| DIRECTIONS FOR THIS TASK |
Search the material below for the word "unit". Copy every line that has it.

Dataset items
◆ ◆ ◆

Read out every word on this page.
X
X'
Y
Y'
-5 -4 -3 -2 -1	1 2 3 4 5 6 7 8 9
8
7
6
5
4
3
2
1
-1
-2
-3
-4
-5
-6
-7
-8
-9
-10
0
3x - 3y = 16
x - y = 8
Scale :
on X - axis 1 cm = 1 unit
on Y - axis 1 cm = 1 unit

◆ ◆ ◆

| THE SOLUTION |
on X - axis 1 cm = 1 unit
on Y - axis 1 cm = 1 unit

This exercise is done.